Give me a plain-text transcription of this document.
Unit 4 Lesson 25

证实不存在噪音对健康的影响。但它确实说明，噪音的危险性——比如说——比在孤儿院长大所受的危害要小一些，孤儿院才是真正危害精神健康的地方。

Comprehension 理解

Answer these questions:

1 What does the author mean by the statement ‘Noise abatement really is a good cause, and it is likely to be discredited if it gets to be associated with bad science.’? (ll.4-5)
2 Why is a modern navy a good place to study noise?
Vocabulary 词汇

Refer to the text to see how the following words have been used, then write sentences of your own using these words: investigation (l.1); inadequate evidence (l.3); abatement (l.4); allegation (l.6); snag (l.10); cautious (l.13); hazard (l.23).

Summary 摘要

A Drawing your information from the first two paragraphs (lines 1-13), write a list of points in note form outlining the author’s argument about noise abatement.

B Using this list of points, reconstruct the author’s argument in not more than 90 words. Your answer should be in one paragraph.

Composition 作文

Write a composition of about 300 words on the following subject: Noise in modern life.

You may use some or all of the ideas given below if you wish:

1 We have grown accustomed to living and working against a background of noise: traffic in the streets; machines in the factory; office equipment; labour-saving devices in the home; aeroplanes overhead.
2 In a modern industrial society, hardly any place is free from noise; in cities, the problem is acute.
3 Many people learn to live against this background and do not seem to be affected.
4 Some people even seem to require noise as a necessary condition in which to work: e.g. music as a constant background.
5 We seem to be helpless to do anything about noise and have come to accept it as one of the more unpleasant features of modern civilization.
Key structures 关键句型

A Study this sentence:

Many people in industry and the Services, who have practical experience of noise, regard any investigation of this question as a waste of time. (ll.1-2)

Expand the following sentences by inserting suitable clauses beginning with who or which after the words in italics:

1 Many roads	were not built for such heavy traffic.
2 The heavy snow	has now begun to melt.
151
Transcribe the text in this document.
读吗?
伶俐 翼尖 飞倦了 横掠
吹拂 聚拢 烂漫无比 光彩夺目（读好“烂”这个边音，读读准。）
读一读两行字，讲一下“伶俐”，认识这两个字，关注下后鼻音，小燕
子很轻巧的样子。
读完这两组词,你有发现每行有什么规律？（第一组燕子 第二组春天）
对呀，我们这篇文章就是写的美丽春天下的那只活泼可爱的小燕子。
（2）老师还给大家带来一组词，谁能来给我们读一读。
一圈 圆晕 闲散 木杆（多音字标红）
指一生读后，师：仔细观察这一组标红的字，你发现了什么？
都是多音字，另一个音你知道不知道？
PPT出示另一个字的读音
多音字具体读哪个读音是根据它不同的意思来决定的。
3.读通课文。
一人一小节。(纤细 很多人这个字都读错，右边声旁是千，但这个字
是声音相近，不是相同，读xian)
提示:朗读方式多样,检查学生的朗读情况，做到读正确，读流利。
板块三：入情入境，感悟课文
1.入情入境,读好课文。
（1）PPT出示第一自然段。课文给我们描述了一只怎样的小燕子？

━━━━━━━━━━━━━━━━━━━━

**Stated goal**
How many lines in the entries contain the string "argument"? Answer with the number only.

**Output for this task**
2